[Brief]
Return the count of lines with the string "determine" in them, and nothing else.

[Recorded information]
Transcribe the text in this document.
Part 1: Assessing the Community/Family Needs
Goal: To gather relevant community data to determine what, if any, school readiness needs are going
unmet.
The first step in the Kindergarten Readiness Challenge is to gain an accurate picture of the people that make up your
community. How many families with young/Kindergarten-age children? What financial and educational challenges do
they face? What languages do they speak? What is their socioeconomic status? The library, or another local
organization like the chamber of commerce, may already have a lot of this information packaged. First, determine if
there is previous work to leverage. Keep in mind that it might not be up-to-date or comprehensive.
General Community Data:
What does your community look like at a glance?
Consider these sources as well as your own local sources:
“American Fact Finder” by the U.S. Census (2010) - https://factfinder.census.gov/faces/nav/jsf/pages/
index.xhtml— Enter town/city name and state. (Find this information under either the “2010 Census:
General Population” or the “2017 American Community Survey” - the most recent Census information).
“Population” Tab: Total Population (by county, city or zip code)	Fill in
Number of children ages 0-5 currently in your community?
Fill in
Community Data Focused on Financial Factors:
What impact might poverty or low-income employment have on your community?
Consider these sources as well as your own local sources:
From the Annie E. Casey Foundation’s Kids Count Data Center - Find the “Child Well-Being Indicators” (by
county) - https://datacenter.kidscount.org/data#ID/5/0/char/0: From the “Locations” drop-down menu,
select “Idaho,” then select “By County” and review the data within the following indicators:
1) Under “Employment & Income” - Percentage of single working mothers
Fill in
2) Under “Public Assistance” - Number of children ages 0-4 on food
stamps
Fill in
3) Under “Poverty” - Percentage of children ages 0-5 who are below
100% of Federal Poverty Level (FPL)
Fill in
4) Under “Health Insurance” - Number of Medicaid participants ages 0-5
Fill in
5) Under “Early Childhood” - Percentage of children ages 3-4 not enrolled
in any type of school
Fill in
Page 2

[Completed task]
2